There’s also a question of why it would do it when the training doesn’t have any way of rewarding accurate explanations over human-like explanations. We also have many examples of explanations that don’t make sense.
There are going to be deductions about previous text that are generally useful, though, and would need to be reconstructed. This will be true even if the chatbot didn’t write the text in the first place (it doesn’t know either way). The deductions couldn’t be constructing the original thought process, though, when the chatbot didn’t write the text.
So I think this points to a weakness in my explanation that I should look into, though it’s likely still true that it confabulates explanations.
Isn’t this false? I thought the chatbot is deterministic (other than sampling tokens from the final output probabilities) and that every layer of the transformer is autoregressive, so if you add a question to an existing conversation, it will reconstruct its thoughts underlying the initial conversation, and then allow those thoughts to affect its answers to your followup questions.
That seems unlikely, even if we stipulate that the full context is always available (because these are somehow always very short conversations), because the positional encodings will be different (by definition), the global nature of self-attention will almost certainly cause influence from the now-known later tokens when interpreting earlier in the context because that is such a universally useful thing to do, and the generated tokens were the result of the full forward pass at the final layer while to ‘reconstruct’ it so ‘those thoughts can affect its answers’ the full computation would have to be run completely within penultimate layers to make even the simplest use of the full reconstruction (so any ‘difficult’ thoughts would be hard to impossible to reconstruct before time/layers run out and the token has to be predicted by the ultimate layer). All of these mean it would be extremely difficult for it to simply ‘replay’ the original forward pass inside the new forward pass. (Also, if you think it really is literally replaying the exact computation when it explains a past computation, then what happens when you ask it to explain the explanation...? Does it replay the replay of the play?)

* Record extracts:

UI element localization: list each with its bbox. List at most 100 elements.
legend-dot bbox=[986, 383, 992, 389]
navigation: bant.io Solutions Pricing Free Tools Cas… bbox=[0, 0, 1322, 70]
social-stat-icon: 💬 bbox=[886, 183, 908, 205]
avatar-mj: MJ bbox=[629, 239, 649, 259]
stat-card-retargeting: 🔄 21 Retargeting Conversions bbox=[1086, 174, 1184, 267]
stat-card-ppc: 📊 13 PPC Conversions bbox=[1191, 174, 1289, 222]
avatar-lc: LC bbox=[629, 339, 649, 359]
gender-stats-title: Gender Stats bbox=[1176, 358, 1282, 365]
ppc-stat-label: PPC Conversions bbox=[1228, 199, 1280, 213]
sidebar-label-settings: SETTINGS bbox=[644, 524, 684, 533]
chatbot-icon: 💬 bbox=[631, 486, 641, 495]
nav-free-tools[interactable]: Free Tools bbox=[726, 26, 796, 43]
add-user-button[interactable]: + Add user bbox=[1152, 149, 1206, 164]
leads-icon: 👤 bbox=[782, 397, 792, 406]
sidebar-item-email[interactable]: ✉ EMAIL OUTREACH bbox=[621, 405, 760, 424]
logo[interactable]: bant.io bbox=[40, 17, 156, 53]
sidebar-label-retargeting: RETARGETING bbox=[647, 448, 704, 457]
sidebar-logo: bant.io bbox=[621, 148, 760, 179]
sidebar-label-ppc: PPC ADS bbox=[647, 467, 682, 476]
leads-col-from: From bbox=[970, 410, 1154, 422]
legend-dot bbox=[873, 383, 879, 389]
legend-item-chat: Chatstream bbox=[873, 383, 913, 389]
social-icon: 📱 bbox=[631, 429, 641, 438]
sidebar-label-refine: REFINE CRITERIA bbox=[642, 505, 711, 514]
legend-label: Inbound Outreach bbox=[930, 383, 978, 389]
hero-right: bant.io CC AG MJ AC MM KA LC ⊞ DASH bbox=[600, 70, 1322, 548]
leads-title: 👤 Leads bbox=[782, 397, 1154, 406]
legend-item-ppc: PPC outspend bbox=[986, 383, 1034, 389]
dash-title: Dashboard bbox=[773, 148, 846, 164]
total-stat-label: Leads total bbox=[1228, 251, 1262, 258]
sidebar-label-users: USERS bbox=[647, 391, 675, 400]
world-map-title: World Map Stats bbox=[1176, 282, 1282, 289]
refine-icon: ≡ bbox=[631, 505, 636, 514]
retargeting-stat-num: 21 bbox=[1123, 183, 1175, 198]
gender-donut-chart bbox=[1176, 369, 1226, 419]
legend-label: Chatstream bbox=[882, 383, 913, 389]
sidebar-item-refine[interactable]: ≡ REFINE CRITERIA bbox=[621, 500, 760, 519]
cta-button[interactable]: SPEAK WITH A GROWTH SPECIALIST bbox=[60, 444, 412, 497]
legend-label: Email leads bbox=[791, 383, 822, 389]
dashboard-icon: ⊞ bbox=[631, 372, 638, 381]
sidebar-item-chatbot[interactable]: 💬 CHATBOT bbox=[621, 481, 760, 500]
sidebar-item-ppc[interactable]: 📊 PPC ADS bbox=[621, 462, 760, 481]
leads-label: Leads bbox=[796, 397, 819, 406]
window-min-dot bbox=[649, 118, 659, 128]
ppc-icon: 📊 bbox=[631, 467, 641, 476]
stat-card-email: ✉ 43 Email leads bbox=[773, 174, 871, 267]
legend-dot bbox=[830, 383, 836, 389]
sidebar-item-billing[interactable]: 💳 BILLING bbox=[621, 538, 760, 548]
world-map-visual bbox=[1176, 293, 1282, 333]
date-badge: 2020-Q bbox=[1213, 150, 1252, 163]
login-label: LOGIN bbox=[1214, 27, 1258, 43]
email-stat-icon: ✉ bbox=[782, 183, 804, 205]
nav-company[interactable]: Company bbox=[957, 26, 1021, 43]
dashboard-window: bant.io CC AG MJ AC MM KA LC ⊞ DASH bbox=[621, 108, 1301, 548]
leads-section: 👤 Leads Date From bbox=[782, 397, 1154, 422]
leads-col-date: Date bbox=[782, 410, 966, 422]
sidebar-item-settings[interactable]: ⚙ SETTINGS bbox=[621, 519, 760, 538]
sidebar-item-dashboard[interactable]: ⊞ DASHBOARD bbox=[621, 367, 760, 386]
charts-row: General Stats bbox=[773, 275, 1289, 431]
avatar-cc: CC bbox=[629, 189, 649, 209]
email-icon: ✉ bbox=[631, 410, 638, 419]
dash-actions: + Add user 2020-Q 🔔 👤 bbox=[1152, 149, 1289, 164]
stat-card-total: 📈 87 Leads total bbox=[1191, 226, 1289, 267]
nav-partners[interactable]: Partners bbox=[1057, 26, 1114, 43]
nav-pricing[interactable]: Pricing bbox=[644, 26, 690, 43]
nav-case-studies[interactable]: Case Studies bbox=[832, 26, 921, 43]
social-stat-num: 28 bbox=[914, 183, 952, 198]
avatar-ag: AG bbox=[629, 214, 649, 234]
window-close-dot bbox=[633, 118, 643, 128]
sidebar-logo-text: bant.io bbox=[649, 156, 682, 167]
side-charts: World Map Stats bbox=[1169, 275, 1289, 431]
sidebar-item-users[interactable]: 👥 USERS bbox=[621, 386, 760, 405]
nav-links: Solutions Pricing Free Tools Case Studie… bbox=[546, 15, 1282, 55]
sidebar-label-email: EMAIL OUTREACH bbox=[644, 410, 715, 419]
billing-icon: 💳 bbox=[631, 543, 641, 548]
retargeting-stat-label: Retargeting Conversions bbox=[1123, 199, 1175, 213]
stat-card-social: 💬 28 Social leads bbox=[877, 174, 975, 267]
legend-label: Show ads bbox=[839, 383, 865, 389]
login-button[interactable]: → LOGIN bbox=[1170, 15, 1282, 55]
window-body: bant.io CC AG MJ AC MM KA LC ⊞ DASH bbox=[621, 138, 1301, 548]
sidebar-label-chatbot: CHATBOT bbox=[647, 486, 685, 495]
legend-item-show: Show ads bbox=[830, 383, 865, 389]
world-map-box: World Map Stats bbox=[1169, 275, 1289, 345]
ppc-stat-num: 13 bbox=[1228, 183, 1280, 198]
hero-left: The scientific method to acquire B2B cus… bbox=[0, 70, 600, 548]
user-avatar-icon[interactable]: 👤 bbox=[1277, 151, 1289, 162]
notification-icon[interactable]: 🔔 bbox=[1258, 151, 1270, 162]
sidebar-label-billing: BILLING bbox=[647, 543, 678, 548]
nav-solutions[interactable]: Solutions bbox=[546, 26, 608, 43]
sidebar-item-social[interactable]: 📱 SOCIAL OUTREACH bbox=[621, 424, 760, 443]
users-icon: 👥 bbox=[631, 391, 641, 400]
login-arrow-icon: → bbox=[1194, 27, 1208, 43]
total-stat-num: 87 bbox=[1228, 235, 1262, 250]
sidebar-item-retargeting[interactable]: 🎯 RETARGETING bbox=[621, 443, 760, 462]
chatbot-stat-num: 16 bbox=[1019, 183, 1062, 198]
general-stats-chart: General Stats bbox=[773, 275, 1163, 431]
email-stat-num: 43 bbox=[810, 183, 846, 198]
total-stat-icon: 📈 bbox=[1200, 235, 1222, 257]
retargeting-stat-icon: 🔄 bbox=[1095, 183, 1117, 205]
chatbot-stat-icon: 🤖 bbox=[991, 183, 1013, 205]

* Required action A: In the thread on chatbot explanations, the last reply says the chatbot would struggle to "replay" its original forward pass. List each reason that reply gives for this.
* Required action B: In the thread on chatbot explanations, the reply beginning "Isn't this false?" calls the chatbot deterministic with one exception. What is that exception?
* Required action C: Extend the thread on chatbot explanations past its final reply.
The lines come from a source separate from the thread on chatbot explanations.

* Final answer A:
- The positional encodings will be different.
- The global nature of self-attention will almost certainly let the now-known later tokens influence how earlier parts of the context are interpreted.
- The generated tokens came from the full forward pass at the final layer. To reconstruct that computation so it could affect answers, the whole computation would have to run within the penultimate layers, and "difficult" thoughts would be hard or impossible to rebuild before the layers run out.

* Final answer B: Sampling tokens from the final output probabilities.

* Final answer C:
Imagine trying to reconstruct your own thoughts as you wrote something letter by letter, within a few seconds when reading an essay or program you wrote even an hour ago with the benefit of short-term memory, as you look at it as a whole trying to figure it out. You are definitely not simply replaying the thoughts you had back then as you figured it out, and you may not even be able to understand a summary of what you were thinking (‘why did I write that?!’) without taking quite a lot of time and going back and forth and laboriously reconstructing your reasoning process step by step. (Nor would you generally want to if you could, since that means repeating all of the mistakes and dead-ends.)
Hmm upon reflection I might just have misremembered how GPTs work.
That’s a good question! I don’t know but I suppose it’s possible, at least when the input fits in the context window. How well it actually does at this seems like a question for researchers?
There’s also a question of why it would do it when the training doesn’t have any way of rewarding accurate explanations over human-like explanations. We also have many examples of explanations that don’t make sense.
There are going to be deductions about previous text that are generally useful, though, and would need to be reconstructed. This will be true even if the chatbot didn’t write the text in the first place (it doesn’t know either way). The deductions couldn’t be constructing the original thought process, though, when the chatbot didn’t write the text.
So I think this points to a weakness in my explanation that I should look into, though it’s likely still true that it confabulates explanations.
I agree that it likely confabulates explanations.